=== What the task requires ===
Every line with the word "Entladen" in it should be extracted from the data that follows.

[A run of records]
++++

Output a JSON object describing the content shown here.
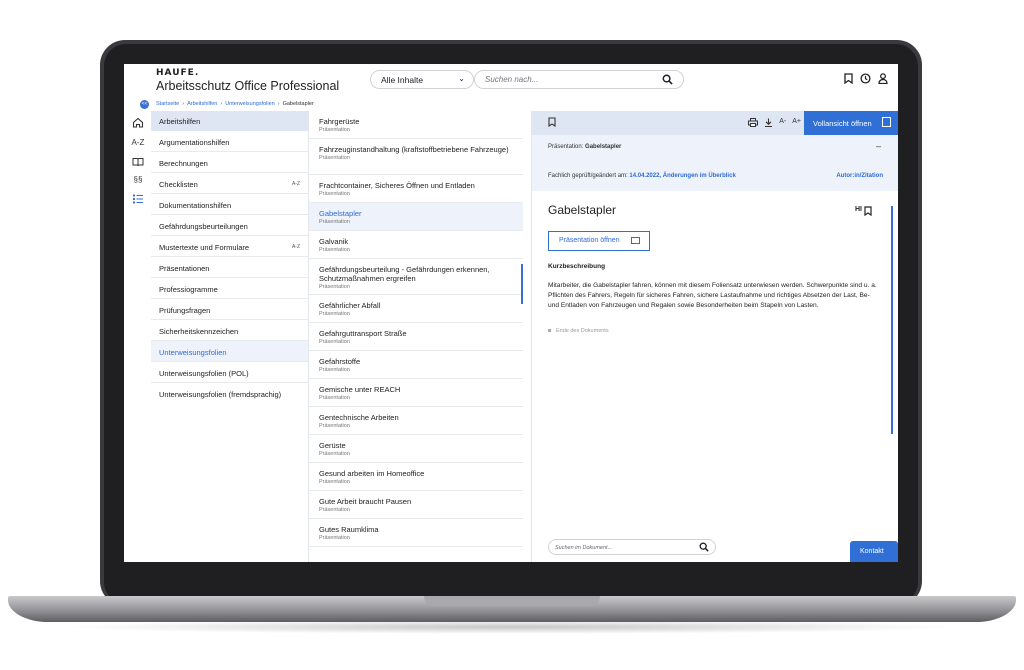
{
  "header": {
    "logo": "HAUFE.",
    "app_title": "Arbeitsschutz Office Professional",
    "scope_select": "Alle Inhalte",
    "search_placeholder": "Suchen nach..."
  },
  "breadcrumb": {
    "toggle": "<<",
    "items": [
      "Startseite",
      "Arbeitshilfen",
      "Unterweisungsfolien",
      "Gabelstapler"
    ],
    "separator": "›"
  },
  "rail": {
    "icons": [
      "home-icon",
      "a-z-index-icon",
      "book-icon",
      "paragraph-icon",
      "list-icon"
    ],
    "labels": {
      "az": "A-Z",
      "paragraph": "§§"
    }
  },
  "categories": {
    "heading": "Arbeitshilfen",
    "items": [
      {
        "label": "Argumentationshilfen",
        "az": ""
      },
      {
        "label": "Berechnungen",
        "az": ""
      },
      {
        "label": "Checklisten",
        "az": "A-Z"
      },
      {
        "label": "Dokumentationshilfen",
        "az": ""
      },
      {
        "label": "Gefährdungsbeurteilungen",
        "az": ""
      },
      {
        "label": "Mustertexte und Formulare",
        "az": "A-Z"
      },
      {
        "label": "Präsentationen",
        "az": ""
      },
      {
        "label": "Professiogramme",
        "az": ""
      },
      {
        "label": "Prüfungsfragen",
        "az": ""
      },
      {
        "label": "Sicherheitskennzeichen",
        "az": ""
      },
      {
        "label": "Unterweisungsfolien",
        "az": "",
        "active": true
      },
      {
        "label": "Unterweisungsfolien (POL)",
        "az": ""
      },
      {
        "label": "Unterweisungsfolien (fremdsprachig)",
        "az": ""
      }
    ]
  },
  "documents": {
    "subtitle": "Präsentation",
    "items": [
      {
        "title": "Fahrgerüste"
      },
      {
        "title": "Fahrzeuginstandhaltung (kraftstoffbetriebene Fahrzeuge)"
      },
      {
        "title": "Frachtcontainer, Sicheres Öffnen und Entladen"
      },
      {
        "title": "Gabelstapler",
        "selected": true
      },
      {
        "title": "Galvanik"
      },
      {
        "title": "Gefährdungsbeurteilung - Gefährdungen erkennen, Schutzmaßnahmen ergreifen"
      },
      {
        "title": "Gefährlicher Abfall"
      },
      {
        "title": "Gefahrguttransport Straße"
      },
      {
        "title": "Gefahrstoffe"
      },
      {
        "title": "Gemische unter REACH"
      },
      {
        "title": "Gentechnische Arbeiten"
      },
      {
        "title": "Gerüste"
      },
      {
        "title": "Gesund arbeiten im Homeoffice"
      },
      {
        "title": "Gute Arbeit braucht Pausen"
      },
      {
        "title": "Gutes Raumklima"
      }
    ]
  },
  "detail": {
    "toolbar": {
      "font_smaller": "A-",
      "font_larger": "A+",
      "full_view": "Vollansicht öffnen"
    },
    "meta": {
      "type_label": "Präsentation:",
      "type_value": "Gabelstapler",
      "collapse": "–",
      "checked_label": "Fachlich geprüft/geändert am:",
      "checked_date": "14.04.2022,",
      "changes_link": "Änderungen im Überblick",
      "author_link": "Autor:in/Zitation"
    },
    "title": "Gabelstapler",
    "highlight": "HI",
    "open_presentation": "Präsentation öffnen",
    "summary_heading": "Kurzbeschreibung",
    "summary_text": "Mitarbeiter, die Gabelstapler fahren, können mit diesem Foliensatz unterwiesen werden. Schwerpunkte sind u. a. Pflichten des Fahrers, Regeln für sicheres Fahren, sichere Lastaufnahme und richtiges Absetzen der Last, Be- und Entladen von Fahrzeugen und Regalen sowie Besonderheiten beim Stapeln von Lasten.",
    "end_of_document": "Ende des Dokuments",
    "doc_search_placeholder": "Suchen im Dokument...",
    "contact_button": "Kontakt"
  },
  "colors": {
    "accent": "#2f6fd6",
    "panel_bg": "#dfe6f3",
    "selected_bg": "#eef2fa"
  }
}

++++

=== Solution for this exercise ===
        "title": "Frachtcontainer, Sicheres Öffnen und Entladen"
    "summary_text": "Mitarbeiter, die Gabelstapler fahren, können mit diesem Foliensatz unterwiesen werden. Schwerpunkte sind u. a. Pflichten des Fahrers, Regeln für sicheres Fahren, sichere Lastaufnahme und richtiges Absetzen der Last, Be- und Entladen von Fahrzeugen und Regalen sowie Besonderheiten beim Stapeln von Lasten.",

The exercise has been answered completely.